#### Task:
Go through the lines below. Copy those with "image".

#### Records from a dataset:
——————

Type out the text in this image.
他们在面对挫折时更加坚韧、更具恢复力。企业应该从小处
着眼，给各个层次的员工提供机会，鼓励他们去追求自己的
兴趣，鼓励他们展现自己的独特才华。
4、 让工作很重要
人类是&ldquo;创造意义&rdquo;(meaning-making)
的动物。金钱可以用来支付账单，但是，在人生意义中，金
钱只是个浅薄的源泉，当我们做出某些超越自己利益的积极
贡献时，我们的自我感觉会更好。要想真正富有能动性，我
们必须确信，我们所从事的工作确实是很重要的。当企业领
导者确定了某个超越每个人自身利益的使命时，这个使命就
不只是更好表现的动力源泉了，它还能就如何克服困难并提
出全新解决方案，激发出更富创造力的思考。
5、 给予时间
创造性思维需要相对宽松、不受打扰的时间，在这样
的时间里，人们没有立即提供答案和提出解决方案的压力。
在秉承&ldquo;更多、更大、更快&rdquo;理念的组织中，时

——————

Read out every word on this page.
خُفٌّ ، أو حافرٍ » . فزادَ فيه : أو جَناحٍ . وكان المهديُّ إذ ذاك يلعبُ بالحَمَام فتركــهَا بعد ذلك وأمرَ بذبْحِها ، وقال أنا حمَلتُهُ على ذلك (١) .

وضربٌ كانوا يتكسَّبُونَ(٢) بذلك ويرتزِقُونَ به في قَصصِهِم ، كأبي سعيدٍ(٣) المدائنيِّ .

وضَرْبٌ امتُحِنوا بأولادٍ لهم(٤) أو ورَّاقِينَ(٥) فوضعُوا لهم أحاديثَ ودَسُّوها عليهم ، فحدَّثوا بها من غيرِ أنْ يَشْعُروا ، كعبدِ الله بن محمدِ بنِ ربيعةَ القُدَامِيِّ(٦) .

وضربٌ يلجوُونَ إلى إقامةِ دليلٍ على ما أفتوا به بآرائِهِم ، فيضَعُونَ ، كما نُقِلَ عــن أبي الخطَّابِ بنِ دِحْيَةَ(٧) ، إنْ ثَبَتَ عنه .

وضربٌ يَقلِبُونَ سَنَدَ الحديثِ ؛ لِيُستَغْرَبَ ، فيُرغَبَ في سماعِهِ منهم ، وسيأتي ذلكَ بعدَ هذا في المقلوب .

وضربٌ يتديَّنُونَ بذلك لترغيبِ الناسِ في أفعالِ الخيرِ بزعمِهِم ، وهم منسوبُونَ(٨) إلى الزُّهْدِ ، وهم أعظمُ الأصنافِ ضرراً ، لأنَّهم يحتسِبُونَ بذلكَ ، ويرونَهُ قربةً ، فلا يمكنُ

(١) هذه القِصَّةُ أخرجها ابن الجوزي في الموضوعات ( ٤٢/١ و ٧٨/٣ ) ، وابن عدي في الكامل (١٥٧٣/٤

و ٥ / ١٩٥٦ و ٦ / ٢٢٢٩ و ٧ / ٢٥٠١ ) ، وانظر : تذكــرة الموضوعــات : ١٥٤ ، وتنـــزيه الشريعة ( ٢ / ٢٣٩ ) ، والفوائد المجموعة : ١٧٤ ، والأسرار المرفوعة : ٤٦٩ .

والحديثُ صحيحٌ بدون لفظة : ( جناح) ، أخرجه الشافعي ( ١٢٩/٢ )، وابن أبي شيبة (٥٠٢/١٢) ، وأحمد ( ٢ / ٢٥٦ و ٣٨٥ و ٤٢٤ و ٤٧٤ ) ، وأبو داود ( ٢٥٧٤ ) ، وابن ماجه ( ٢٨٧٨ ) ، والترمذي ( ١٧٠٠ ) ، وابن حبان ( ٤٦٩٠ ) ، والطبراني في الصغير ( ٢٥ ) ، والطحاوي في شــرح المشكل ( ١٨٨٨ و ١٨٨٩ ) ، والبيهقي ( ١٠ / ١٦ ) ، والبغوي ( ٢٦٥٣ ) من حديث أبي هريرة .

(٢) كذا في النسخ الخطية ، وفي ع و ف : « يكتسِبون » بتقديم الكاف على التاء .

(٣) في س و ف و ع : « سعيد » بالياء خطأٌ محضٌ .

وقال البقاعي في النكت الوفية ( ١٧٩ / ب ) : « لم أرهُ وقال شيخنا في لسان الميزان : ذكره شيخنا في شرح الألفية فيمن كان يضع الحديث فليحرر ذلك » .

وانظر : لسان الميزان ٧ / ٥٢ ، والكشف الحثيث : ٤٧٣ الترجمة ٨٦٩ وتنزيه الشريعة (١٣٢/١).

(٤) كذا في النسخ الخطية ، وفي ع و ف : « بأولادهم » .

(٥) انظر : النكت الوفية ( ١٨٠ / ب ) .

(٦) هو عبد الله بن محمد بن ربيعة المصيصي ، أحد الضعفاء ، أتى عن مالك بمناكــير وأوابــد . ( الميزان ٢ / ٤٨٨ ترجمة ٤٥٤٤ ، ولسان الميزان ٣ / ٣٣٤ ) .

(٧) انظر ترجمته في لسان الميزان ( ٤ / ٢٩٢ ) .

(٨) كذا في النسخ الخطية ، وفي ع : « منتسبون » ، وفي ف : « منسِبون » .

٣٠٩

——————

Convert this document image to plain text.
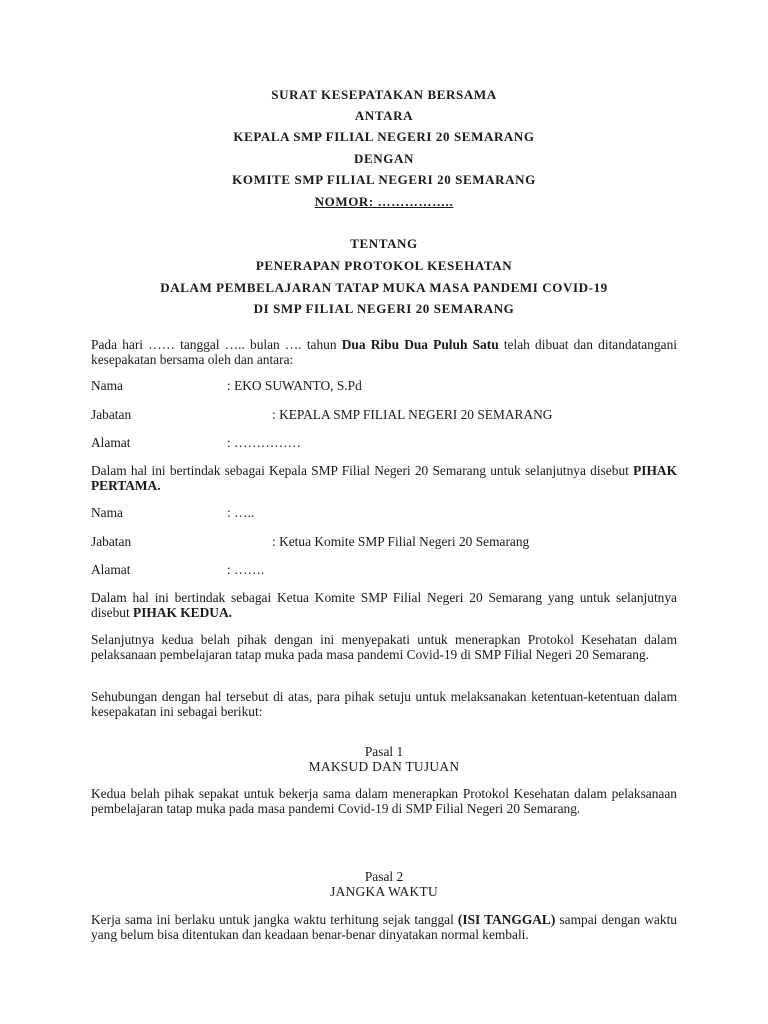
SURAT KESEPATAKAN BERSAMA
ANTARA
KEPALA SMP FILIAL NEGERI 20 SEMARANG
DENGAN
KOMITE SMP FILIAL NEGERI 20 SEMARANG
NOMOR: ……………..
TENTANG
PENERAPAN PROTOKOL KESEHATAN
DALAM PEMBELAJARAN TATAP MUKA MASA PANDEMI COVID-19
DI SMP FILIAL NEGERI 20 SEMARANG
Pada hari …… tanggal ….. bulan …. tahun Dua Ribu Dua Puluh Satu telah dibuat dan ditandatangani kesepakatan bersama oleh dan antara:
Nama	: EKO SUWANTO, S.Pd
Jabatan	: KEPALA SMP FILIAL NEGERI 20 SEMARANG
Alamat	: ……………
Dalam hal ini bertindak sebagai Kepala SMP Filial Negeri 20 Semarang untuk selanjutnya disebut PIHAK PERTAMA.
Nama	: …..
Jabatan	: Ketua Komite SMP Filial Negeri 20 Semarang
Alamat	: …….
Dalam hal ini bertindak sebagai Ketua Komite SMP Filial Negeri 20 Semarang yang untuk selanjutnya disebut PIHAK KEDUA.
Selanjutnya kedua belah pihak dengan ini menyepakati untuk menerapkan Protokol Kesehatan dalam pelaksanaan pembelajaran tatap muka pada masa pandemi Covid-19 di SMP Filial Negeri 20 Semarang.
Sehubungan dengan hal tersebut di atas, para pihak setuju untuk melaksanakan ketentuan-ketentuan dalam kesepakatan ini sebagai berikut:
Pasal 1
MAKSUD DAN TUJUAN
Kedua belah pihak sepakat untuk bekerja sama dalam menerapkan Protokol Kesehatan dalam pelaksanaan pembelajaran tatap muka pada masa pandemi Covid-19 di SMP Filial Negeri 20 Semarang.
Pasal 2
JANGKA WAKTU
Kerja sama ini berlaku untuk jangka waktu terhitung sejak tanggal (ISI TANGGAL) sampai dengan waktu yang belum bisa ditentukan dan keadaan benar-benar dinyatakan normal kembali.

——————

#### Final result:
Type out the text in this image.
Convert this document image to plain text.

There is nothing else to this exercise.